(TASK INSTRUCTIONS)
Copy out all the entries word for word.

(EXCERPTED RECORDS)
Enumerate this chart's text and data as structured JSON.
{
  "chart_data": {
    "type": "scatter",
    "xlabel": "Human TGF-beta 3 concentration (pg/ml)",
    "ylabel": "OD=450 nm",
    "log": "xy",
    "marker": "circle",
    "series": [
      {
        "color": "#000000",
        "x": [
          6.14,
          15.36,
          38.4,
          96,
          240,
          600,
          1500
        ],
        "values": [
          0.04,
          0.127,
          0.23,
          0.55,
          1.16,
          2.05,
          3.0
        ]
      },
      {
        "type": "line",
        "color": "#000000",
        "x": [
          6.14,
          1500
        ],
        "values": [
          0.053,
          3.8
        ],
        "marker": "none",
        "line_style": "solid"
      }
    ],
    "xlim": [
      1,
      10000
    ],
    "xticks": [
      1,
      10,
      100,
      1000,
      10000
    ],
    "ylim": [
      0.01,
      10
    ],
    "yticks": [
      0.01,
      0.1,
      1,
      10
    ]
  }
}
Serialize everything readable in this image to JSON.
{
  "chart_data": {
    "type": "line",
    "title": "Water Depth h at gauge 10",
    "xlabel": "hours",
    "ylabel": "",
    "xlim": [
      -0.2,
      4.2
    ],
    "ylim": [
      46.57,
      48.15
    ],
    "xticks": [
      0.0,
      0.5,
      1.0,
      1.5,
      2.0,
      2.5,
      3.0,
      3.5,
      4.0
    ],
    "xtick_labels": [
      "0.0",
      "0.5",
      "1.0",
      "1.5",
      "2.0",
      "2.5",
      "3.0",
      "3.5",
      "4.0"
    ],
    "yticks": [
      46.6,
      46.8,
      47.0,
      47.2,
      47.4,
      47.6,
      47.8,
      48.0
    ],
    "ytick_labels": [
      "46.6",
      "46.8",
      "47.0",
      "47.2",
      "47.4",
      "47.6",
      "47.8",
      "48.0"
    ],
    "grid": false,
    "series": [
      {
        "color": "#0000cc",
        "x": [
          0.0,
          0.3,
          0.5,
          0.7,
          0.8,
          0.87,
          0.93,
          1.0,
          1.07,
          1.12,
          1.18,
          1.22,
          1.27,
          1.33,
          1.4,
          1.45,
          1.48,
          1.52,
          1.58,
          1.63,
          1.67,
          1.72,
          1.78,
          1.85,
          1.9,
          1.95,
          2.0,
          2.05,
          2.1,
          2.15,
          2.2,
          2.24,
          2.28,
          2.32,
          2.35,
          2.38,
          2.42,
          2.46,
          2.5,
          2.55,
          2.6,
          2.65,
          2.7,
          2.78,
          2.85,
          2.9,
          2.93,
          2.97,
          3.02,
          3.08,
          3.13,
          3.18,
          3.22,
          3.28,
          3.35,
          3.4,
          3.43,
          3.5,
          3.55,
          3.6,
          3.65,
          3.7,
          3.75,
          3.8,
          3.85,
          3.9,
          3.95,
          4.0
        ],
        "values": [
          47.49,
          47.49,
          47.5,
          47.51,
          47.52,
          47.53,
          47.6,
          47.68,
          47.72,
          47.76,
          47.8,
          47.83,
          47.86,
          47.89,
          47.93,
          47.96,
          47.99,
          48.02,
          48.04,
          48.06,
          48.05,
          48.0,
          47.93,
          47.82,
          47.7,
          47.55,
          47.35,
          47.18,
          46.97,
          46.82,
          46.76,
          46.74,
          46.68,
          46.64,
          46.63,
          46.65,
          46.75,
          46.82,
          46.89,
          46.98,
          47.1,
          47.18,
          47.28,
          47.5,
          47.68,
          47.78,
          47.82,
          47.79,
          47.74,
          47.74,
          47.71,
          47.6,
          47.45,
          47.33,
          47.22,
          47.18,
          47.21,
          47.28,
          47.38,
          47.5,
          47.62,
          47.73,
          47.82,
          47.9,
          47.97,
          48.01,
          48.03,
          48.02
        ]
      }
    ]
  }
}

(EXERCISE RESPONSE)
Enumerate this chart's text and data as structured JSON.
{
  "chart_data": {
    "type": "scatter",
    "xlabel": "Human TGF-beta 3 concentration (pg/ml)",
    "ylabel": "OD=450 nm",
    "log": "xy",
    "marker": "circle",
    "series": [
      {
        "color": "#000000",
        "x": [
          6.14,
          15.36,
          38.4,
          96,
          240,
          600,
          1500
        ],
        "values": [
          0.04,
          0.127,
          0.23,
          0.55,
          1.16,
          2.05,
          3.0
        ]
      },
      {
        "type": "line",
        "color": "#000000",
        "x": [
          6.14,
          1500
        ],
        "values": [
          0.053,
          3.8
        ],
        "marker": "none",
        "line_style": "solid"
      }
    ],
    "xlim": [
      1,
      10000
    ],
    "xticks": [
      1,
      10,
      100,
      1000,
      10000
    ],
    "ylim": [
      0.01,
      10
    ],
    "yticks": [
      0.01,
      0.1,
      1,
      10
    ]
  }
}
Serialize everything readable in this image to JSON.
{
  "chart_data": {
    "type": "line",
    "title": "Water Depth h at gauge 10",
    "xlabel": "hours",
    "ylabel": "",
    "xlim": [
      -0.2,
      4.2
    ],
    "ylim": [
      46.57,
      48.15
    ],
    "xticks": [
      0.0,
      0.5,
      1.0,
      1.5,
      2.0,
      2.5,
      3.0,
      3.5,
      4.0
    ],
    "xtick_labels": [
      "0.0",
      "0.5",
      "1.0",
      "1.5",
      "2.0",
      "2.5",
      "3.0",
      "3.5",
      "4.0"
    ],
    "yticks": [
      46.6,
      46.8,
      47.0,
      47.2,
      47.4,
      47.6,
      47.8,
      48.0
    ],
    "ytick_labels": [
      "46.6",
      "46.8",
      "47.0",
      "47.2",
      "47.4",
      "47.6",
      "47.8",
      "48.0"
    ],
    "grid": false,
    "series": [
      {
        "color": "#0000cc",
        "x": [
          0.0,
          0.3,
          0.5,
          0.7,
          0.8,
          0.87,
          0.93,
          1.0,
          1.07,
          1.12,
          1.18,
          1.22,
          1.27,
          1.33,
          1.4,
          1.45,
          1.48,
          1.52,
          1.58,
          1.63,
          1.67,
          1.72,
          1.78,
          1.85,
          1.9,
          1.95,
          2.0,
          2.05,
          2.1,
          2.15,
          2.2,
          2.24,
          2.28,
          2.32,
          2.35,
          2.38,
          2.42,
          2.46,
          2.5,
          2.55,
          2.6,
          2.65,
          2.7,
          2.78,
          2.85,
          2.9,
          2.93,
          2.97,
          3.02,
          3.08,
          3.13,
          3.18,
          3.22,
          3.28,
          3.35,
          3.4,
          3.43,
          3.5,
          3.55,
          3.6,
          3.65,
          3.7,
          3.75,
          3.8,
          3.85,
          3.9,
          3.95,
          4.0
        ],
        "values": [
          47.49,
          47.49,
          47.5,
          47.51,
          47.52,
          47.53,
          47.6,
          47.68,
          47.72,
          47.76,
          47.8,
          47.83,
          47.86,
          47.89,
          47.93,
          47.96,
          47.99,
          48.02,
          48.04,
          48.06,
          48.05,
          48.0,
          47.93,
          47.82,
          47.7,
          47.55,
          47.35,
          47.18,
          46.97,
          46.82,
          46.76,
          46.74,
          46.68,
          46.64,
          46.63,
          46.65,
          46.75,
          46.82,
          46.89,
          46.98,
          47.1,
          47.18,
          47.28,
          47.5,
          47.68,
          47.78,
          47.82,
          47.79,
          47.74,
          47.74,
          47.71,
          47.6,
          47.45,
          47.33,
          47.22,
          47.18,
          47.21,
          47.28,
          47.38,
          47.5,
          47.62,
          47.73,
          47.82,
          47.9,
          47.97,
          48.01,
          48.03,
          48.02
        ]
      }
    ]
  }
}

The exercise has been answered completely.